◆ Source data:
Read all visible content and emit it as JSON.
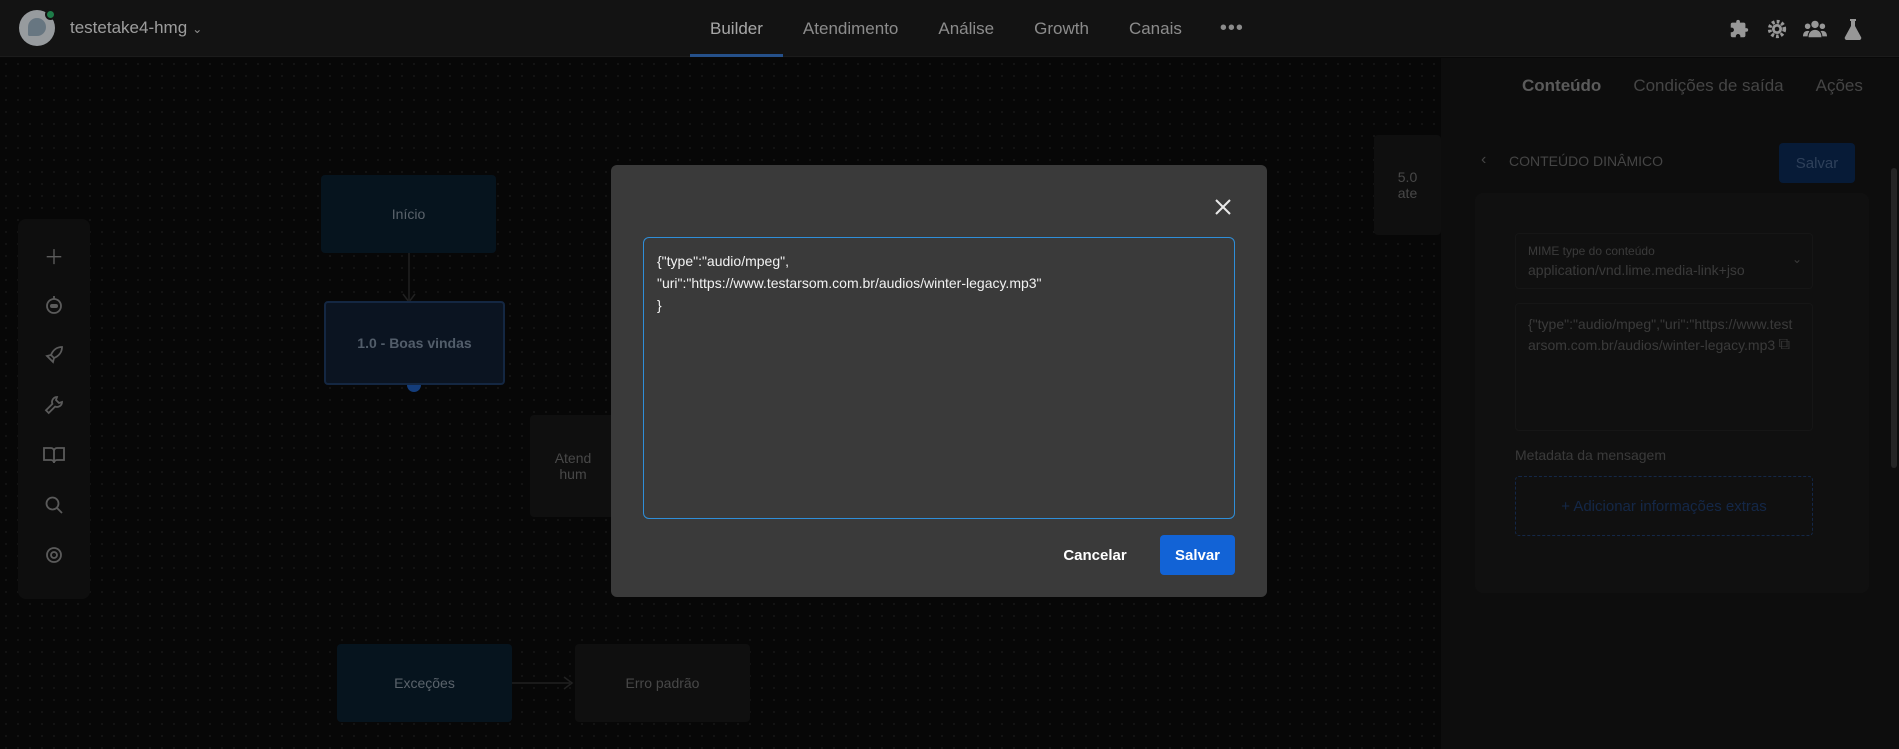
{
  "header": {
    "bot_name": "testetake4-hmg",
    "nav": [
      "Builder",
      "Atendimento",
      "Análise",
      "Growth",
      "Canais"
    ],
    "more_label": "•••",
    "icons": [
      "puzzle-icon",
      "gear-icon",
      "team-icon",
      "flask-icon"
    ]
  },
  "toolbar": {
    "icons": [
      "plus-icon",
      "bot-icon",
      "rocket-icon",
      "wrench-icon",
      "book-icon",
      "search-icon",
      "support-icon"
    ]
  },
  "nodes": {
    "inicio": "Início",
    "boas_vindas": "1.0 - Boas vindas",
    "atend": "Atend\nhum",
    "cinco": "5.0\nate",
    "excecoes": "Exceções",
    "erro": "Erro padrão"
  },
  "panel": {
    "tabs": [
      "Conteúdo",
      "Condições de saída",
      "Ações"
    ],
    "title": "CONTEÚDO DINÂMICO",
    "save_label": "Salvar",
    "mime_label": "MIME type do conteúdo",
    "mime_value": "application/vnd.lime.media-link+jso",
    "content_preview": "{\"type\":\"audio/mpeg\",\"uri\":\"https://www.testarsom.com.br/audios/winter-legacy.mp3",
    "meta_label": "Metadata da mensagem",
    "meta_add": "+ Adicionar informações extras"
  },
  "modal": {
    "text": "{\"type\":\"audio/mpeg\",\n\"uri\":\"https://www.testarsom.com.br/audios/winter-legacy.mp3\"\n}",
    "cancel_label": "Cancelar",
    "save_label": "Salvar"
  }
}
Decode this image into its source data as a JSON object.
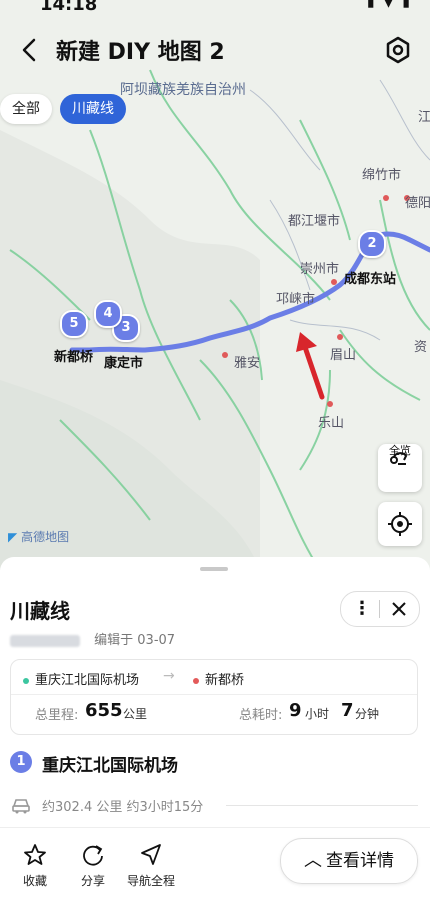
{
  "status": {
    "time": "14:18"
  },
  "header": {
    "title": "新建 DIY 地图 2"
  },
  "chips": {
    "all": "全部",
    "active": "川藏线"
  },
  "map": {
    "labels": {
      "aba": "阿坝藏族羌族自治州",
      "mianzhu": "绵竹市",
      "deyang": "德阳",
      "dujiangyan": "都江堰市",
      "chongzhou": "崇州市",
      "chengdu_east": "成都东站",
      "qionglai": "邛崃市",
      "meishan": "眉山",
      "ziyang": "资",
      "yaan": "雅安",
      "leshan": "乐山",
      "xinduqiao": "新都桥",
      "kangding": "康定市",
      "jiang": "江"
    },
    "markers": [
      "2",
      "3",
      "4",
      "5"
    ],
    "overview_label": "全览",
    "logo_text": "高德地图",
    "route_color": "#6b7ee6"
  },
  "sheet": {
    "route_name": "川藏线",
    "edited": "编辑于 03-07",
    "start": "重庆江北国际机场",
    "end": "新都桥",
    "distance_label": "总里程:",
    "distance_value": "655",
    "distance_unit": "公里",
    "time_label": "总耗时:",
    "time_hours": "9",
    "time_hours_unit": "小时",
    "time_minutes": "7",
    "time_minutes_unit": "分钟",
    "waypoint_number": "1",
    "waypoint_name": "重庆江北国际机场",
    "leg_info": "约302.4 公里 约3小时15分"
  },
  "actions": {
    "favorite": "收藏",
    "share": "分享",
    "navigate": "导航全程",
    "details": "查看详情"
  }
}
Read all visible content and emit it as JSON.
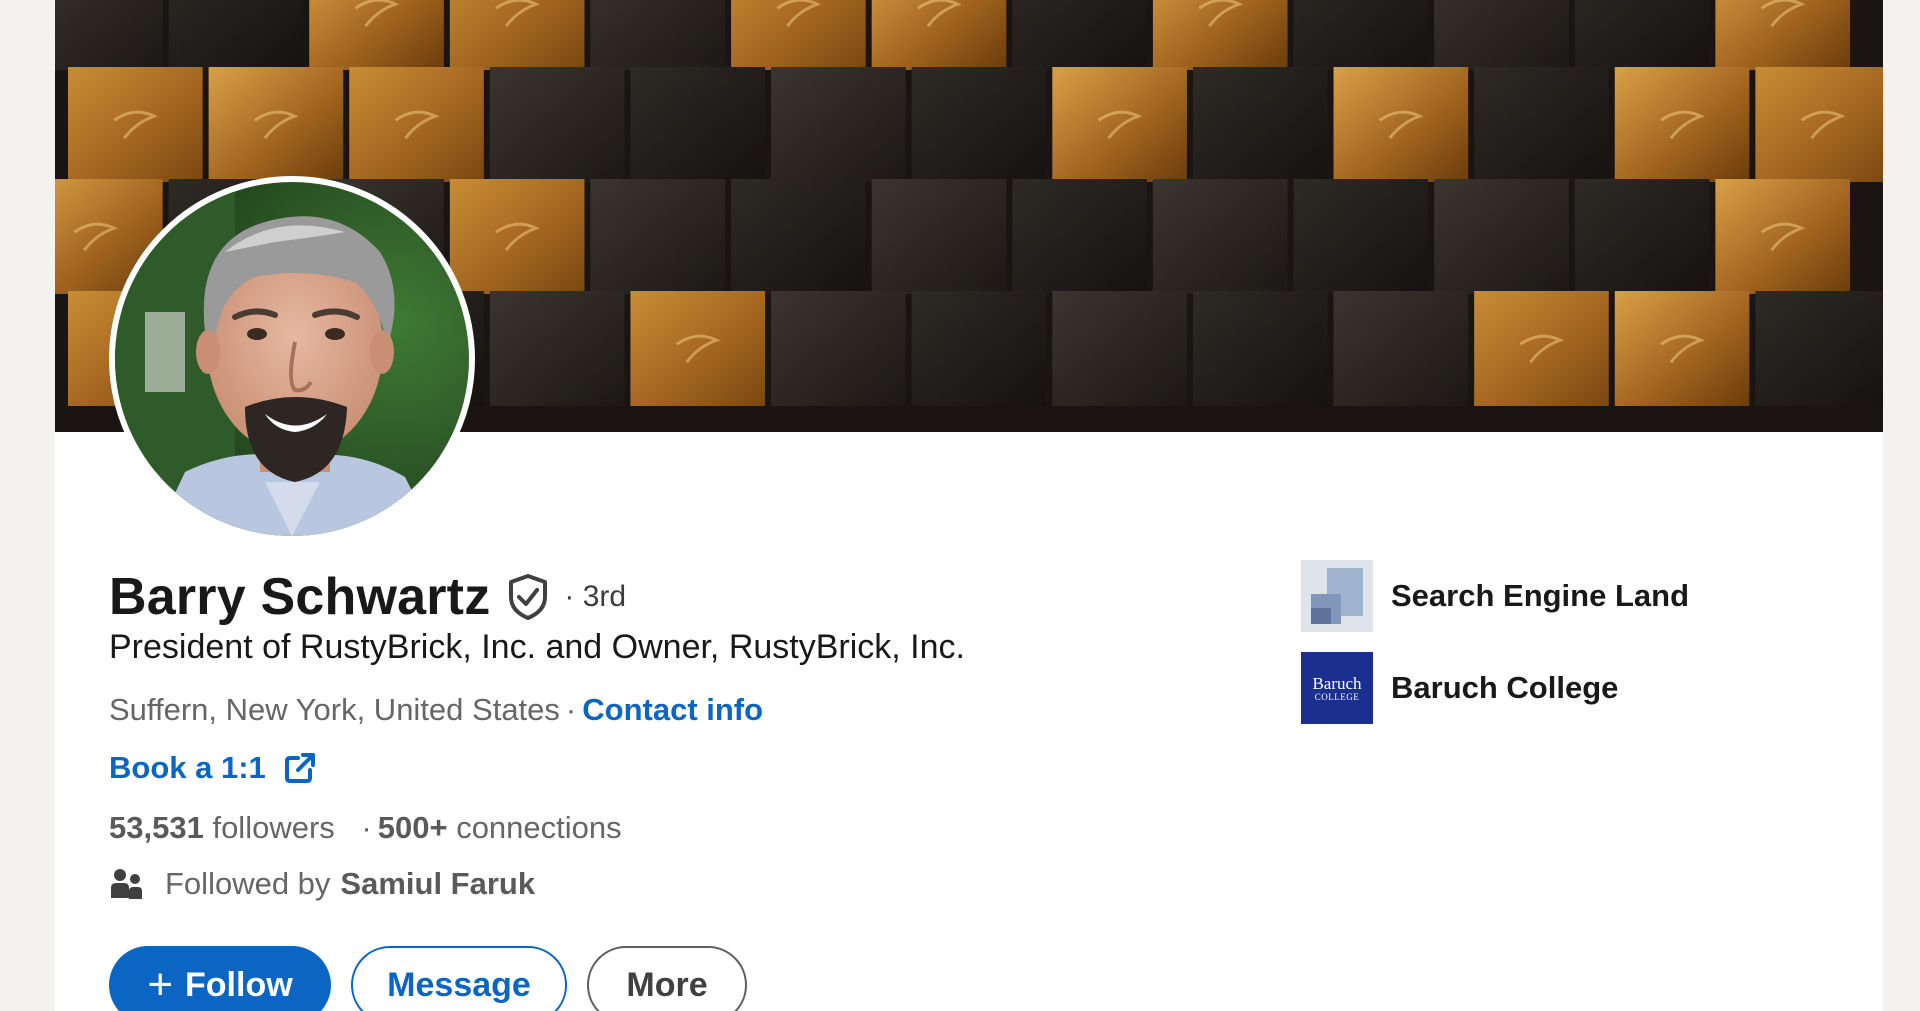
{
  "profile": {
    "name": "Barry Schwartz",
    "degree": "· 3rd",
    "headline": "President of RustyBrick, Inc. and Owner, RustyBrick, Inc.",
    "location": "Suffern, New York, United States",
    "location_separator": "·",
    "contact_info_label": "Contact info",
    "booking_label": "Book a 1:1",
    "followers_count": "53,531",
    "followers_label": "followers",
    "connections_count": "500+",
    "connections_label": "connections",
    "stats_separator": "·",
    "followed_by_prefix": "Followed by",
    "followed_by_name": "Samiul Faruk"
  },
  "actions": {
    "follow_label": "Follow",
    "follow_plus": "+",
    "message_label": "Message",
    "more_label": "More"
  },
  "organizations": [
    {
      "name": "Search Engine Land",
      "logo": "search-engine-land-logo"
    },
    {
      "name": "Baruch College",
      "logo": "baruch-college-logo",
      "logo_text_line1": "Baruch",
      "logo_text_line2": "COLLEGE"
    }
  ],
  "icons": {
    "verified": "shield-check-icon",
    "external_link": "external-link-icon",
    "people": "people-icon"
  },
  "colors": {
    "accent": "#0a66c2",
    "page_background": "#f4f2ee",
    "card_background": "#ffffff",
    "text_primary": "#191919",
    "text_secondary": "#666666",
    "baruch_blue": "#1b2f8f"
  }
}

◆ Stated goal: Omit the pictures and give the material again, exactly and in full.

◆ Correct response:
Read all visible content and emit it as JSON.
{
  "header": {
    "bot_name": "testetake4-hmg",
    "nav": [
      "Builder",
      "Atendimento",
      "Análise",
      "Growth",
      "Canais"
    ],
    "more_label": "•••",
    "icons": [
      "puzzle-icon",
      "gear-icon",
      "team-icon",
      "flask-icon"
    ]
  },
  "toolbar": {
    "icons": [
      "plus-icon",
      "bot-icon",
      "rocket-icon",
      "wrench-icon",
      "book-icon",
      "search-icon",
      "support-icon"
    ]
  },
  "nodes": {
    "inicio": "Início",
    "boas_vindas": "1.0 - Boas vindas",
    "atend": "Atend\nhum",
    "cinco": "5.0\nate",
    "excecoes": "Exceções",
    "erro": "Erro padrão"
  },
  "panel": {
    "tabs": [
      "Conteúdo",
      "Condições de saída",
      "Ações"
    ],
    "title": "CONTEÚDO DINÂMICO",
    "save_label": "Salvar",
    "mime_label": "MIME type do conteúdo",
    "mime_value": "application/vnd.lime.media-link+jso",
    "content_preview": "{\"type\":\"audio/mpeg\",\"uri\":\"https://www.testarsom.com.br/audios/winter-legacy.mp3",
    "meta_label": "Metadata da mensagem",
    "meta_add": "+ Adicionar informações extras"
  },
  "modal": {
    "text": "{\"type\":\"audio/mpeg\",\n\"uri\":\"https://www.testarsom.com.br/audios/winter-legacy.mp3\"\n}",
    "cancel_label": "Cancelar",
    "save_label": "Salvar"
  }
}
Decode this image into its source data as a JSON object.
{
  "status": {
    "time": "14:18"
  },
  "header": {
    "title": "新建 DIY 地图 2"
  },
  "chips": {
    "all": "全部",
    "active": "川藏线"
  },
  "map": {
    "labels": {
      "aba": "阿坝藏族羌族自治州",
      "mianzhu": "绵竹市",
      "deyang": "德阳",
      "dujiangyan": "都江堰市",
      "chongzhou": "崇州市",
      "chengdu_east": "成都东站",
      "qionglai": "邛崃市",
      "meishan": "眉山",
      "ziyang": "资",
      "yaan": "雅安",
      "leshan": "乐山",
      "xinduqiao": "新都桥",
      "kangding": "康定市",
      "jiang": "江"
    },
    "markers": [
      "2",
      "3",
      "4",
      "5"
    ],
    "overview_label": "全览",
    "logo_text": "高德地图",
    "route_color": "#6b7ee6"
  },
  "sheet": {
    "route_name": "川藏线",
    "edited": "编辑于 03-07",
    "start": "重庆江北国际机场",
    "end": "新都桥",
    "distance_label": "总里程:",
    "distance_value": "655",
    "distance_unit": "公里",
    "time_label": "总耗时:",
    "time_hours": "9",
    "time_hours_unit": "小时",
    "time_minutes": "7",
    "time_minutes_unit": "分钟",
    "waypoint_number": "1",
    "waypoint_name": "重庆江北国际机场",
    "leg_info": "约302.4 公里 约3小时15分"
  },
  "actions": {
    "favorite": "收藏",
    "share": "分享",
    "navigate": "导航全程",
    "details": "查看详情"
  }
}
Read all visible content and emit it as JSON.
{
  "profile": {
    "name": "Barry Schwartz",
    "degree": "· 3rd",
    "headline": "President of RustyBrick, Inc. and Owner, RustyBrick, Inc.",
    "location": "Suffern, New York, United States",
    "location_separator": "·",
    "contact_info_label": "Contact info",
    "booking_label": "Book a 1:1",
    "followers_count": "53,531",
    "followers_label": "followers",
    "connections_count": "500+",
    "connections_label": "connections",
    "stats_separator": "·",
    "followed_by_prefix": "Followed by",
    "followed_by_name": "Samiul Faruk"
  },
  "actions": {
    "follow_label": "Follow",
    "follow_plus": "+",
    "message_label": "Message",
    "more_label": "More"
  },
  "organizations": [
    {
      "name": "Search Engine Land",
      "logo": "search-engine-land-logo"
    },
    {
      "name": "Baruch College",
      "logo": "baruch-college-logo",
      "logo_text_line1": "Baruch",
      "logo_text_line2": "COLLEGE"
    }
  ],
  "icons": {
    "verified": "shield-check-icon",
    "external_link": "external-link-icon",
    "people": "people-icon"
  },
  "colors": {
    "accent": "#0a66c2",
    "page_background": "#f4f2ee",
    "card_background": "#ffffff",
    "text_primary": "#191919",
    "text_secondary": "#666666",
    "baruch_blue": "#1b2f8f"
  }
}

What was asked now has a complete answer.